SET EXERCISE: Write out all the lines again, precisely as they stand, but without the images.

INFORMATION SHOWN:

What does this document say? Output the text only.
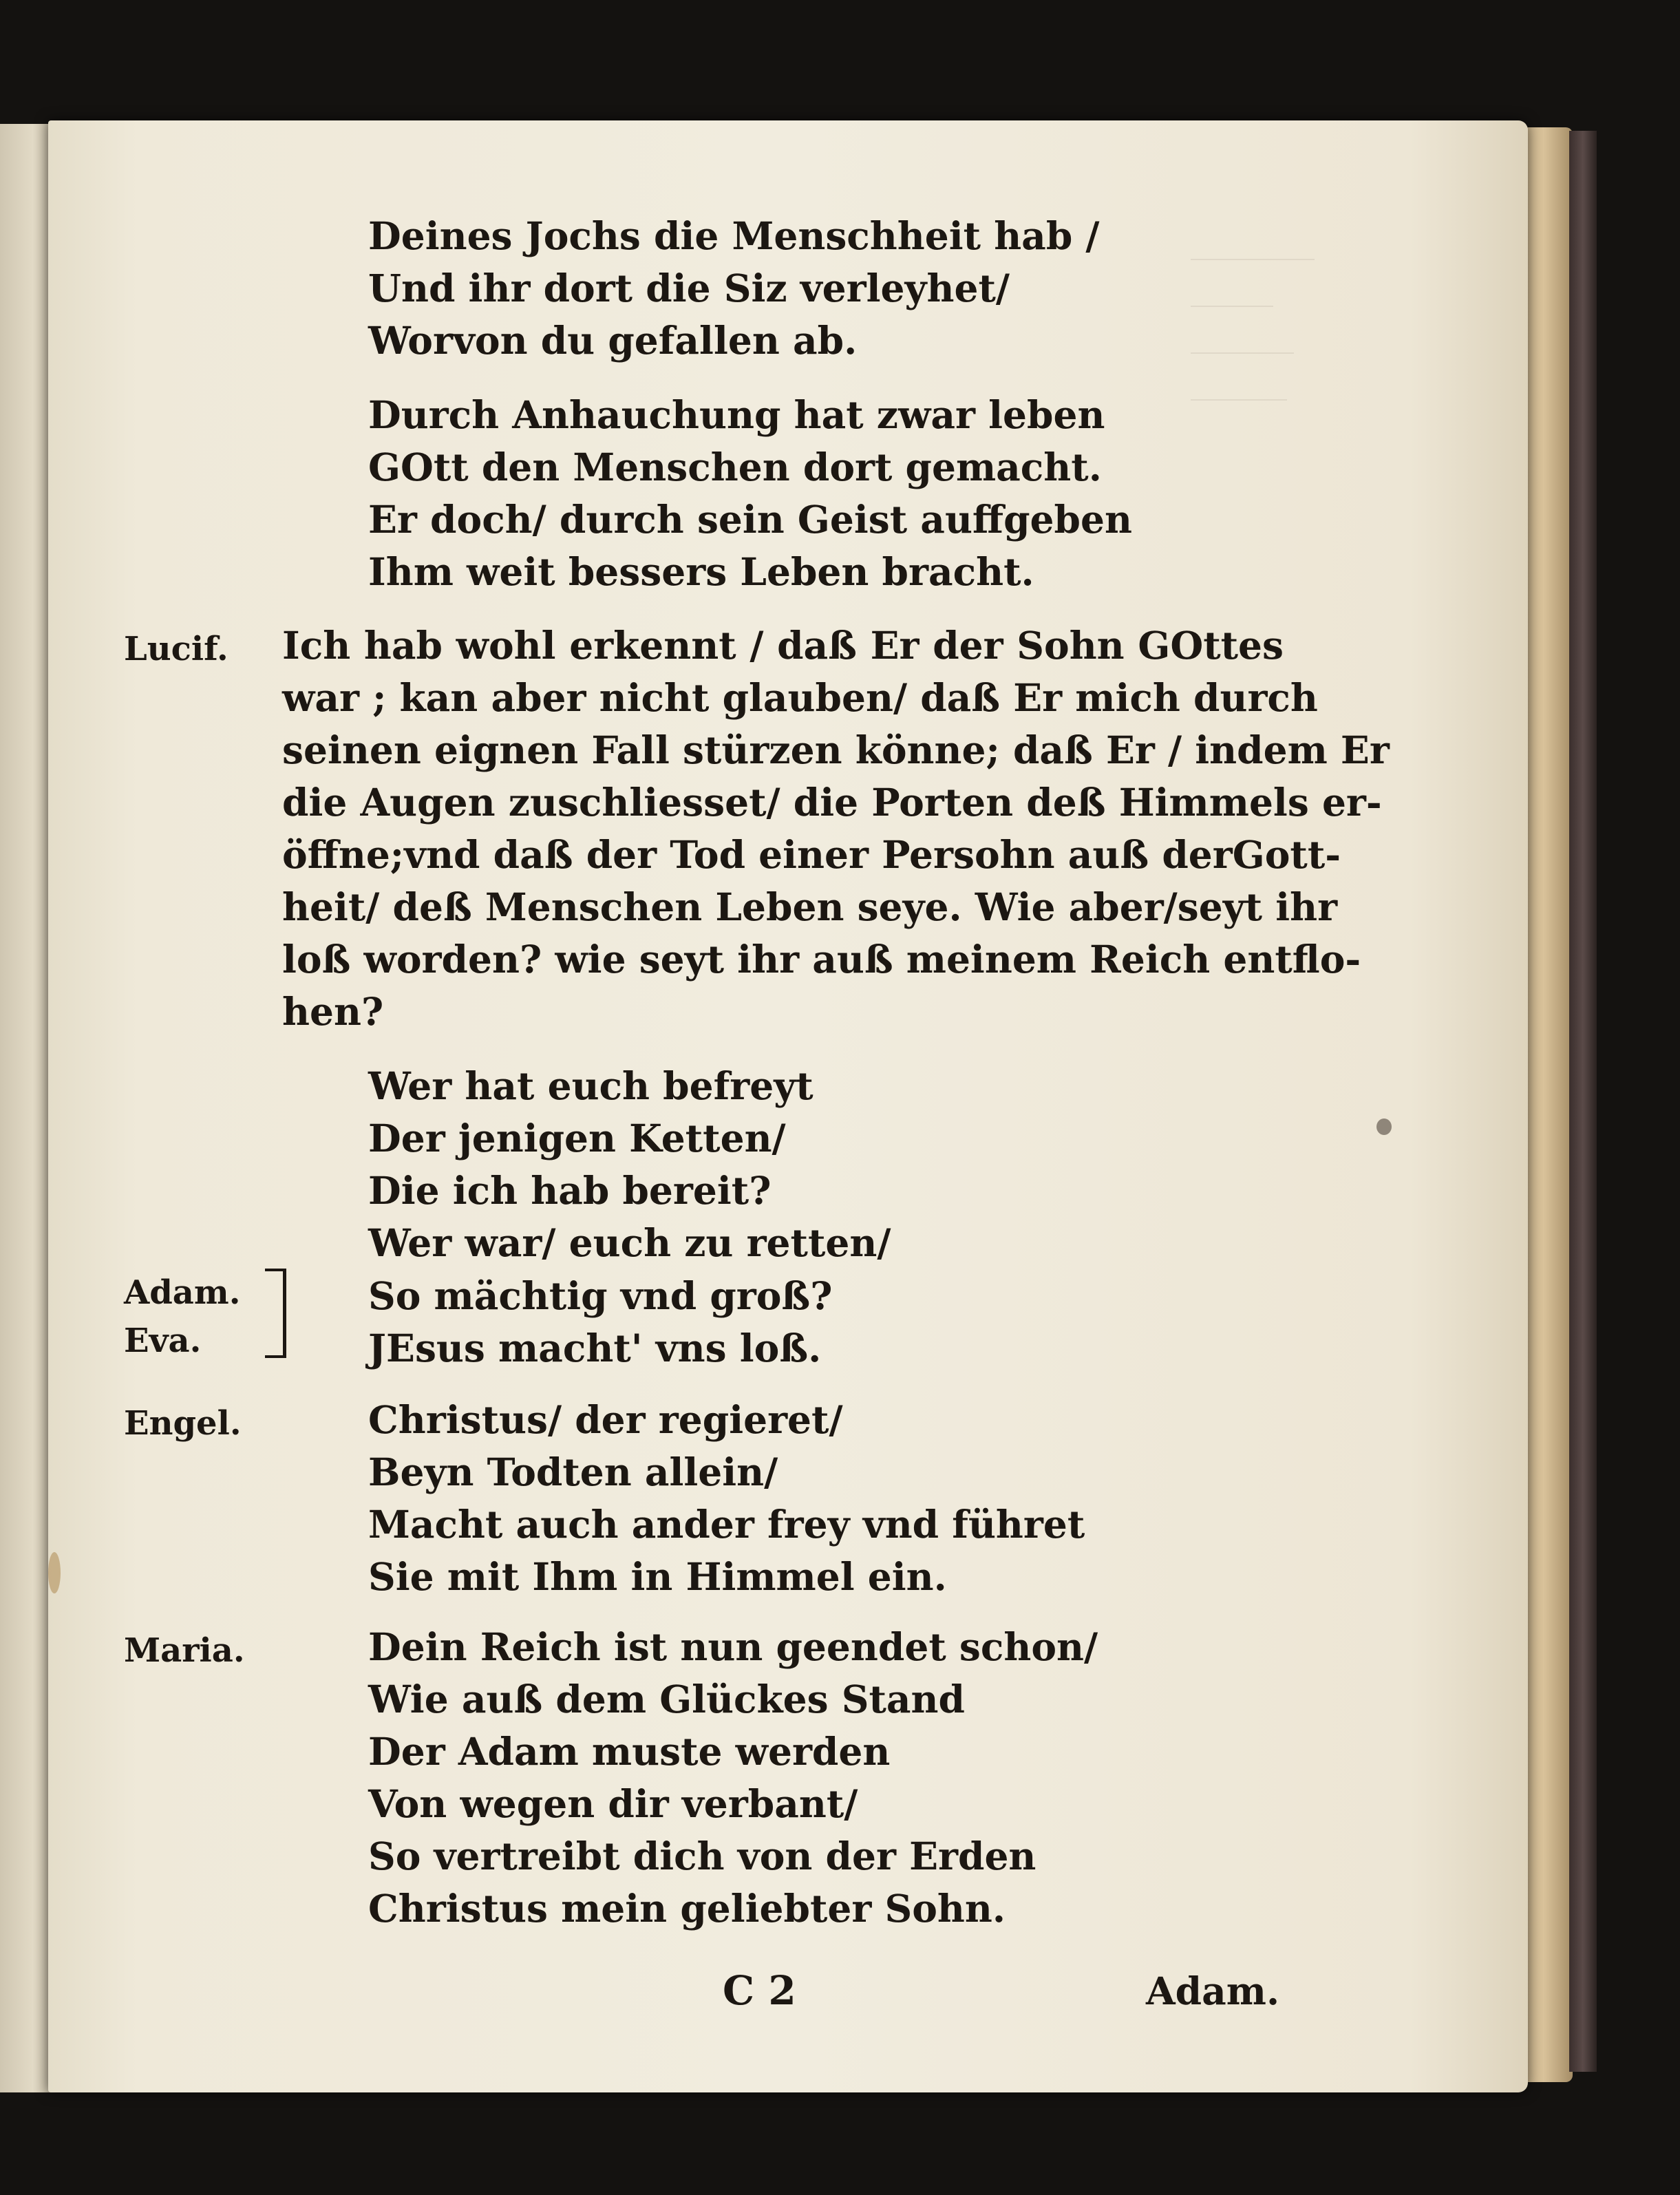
Deines Jochs die Menschheit hab /
Und ihr dort die Siz verleyhet/
Worvon du gefallen ab.
Durch Anhauchung hat zwar leben
GOtt den Menschen dort gemacht.
Er doch/ durch sein Geist auffgeben
Ihm weit bessers Leben bracht.
Lucif. Ich hab wohl erkennt / daß Er der Sohn GOttes
war ; kan aber nicht glauben/ daß Er mich durch
seinen eignen Fall stürzen könne; daß Er / indem Er
die Augen zuschliesset/ die Porten deß Himmels er-
öffne;vnd daß der Tod einer Persohn auß derGott-
heit/ deß Menschen Leben seye. Wie aber/seyt ihr
loß worden? wie seyt ihr auß meinem Reich entflo-
hen?
Wer hat euch befreyt
Der jenigen Ketten/
Die ich hab bereit?
Wer war/ euch zu retten/
Adam.
Eva.
So mächtig vnd groß?
JEsus macht' vns loß.
Engel.	Christus/ der regieret/
Beyn Todten allein/
Macht auch ander frey vnd führet
Sie mit Ihm in Himmel ein.
Maria.	Dein Reich ist nun geendet schon/
Wie auß dem Glückes Stand
Der Adam muste werden
Von wegen dir verbant/
So vertreibt dich von der Erden
Christus mein geliebter Sohn.
C 2	Adam.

RESPONSE TO THIS TASK:
What does this document say? Output the text only.
Deines Jochs die Menschheit hab /
Und ihr dort die Siz verleyhet/
Worvon du gefallen ab.
Durch Anhauchung hat zwar leben
GOtt den Menschen dort gemacht.
Er doch/ durch sein Geist auffgeben
Ihm weit bessers Leben bracht.
Lucif. Ich hab wohl erkennt / daß Er der Sohn GOttes
war ; kan aber nicht glauben/ daß Er mich durch
seinen eignen Fall stürzen könne; daß Er / indem Er
die Augen zuschliesset/ die Porten deß Himmels er-
öffne;vnd daß der Tod einer Persohn auß derGott-
heit/ deß Menschen Leben seye. Wie aber/seyt ihr
loß worden? wie seyt ihr auß meinem Reich entflo-
hen?
Wer hat euch befreyt
Der jenigen Ketten/
Die ich hab bereit?
Wer war/ euch zu retten/
Adam.
Eva.
So mächtig vnd groß?
JEsus macht' vns loß.
Engel.	Christus/ der regieret/
Beyn Todten allein/
Macht auch ander frey vnd führet
Sie mit Ihm in Himmel ein.
Maria.	Dein Reich ist nun geendet schon/
Wie auß dem Glückes Stand
Der Adam muste werden
Von wegen dir verbant/
So vertreibt dich von der Erden
Christus mein geliebter Sohn.
C 2	Adam.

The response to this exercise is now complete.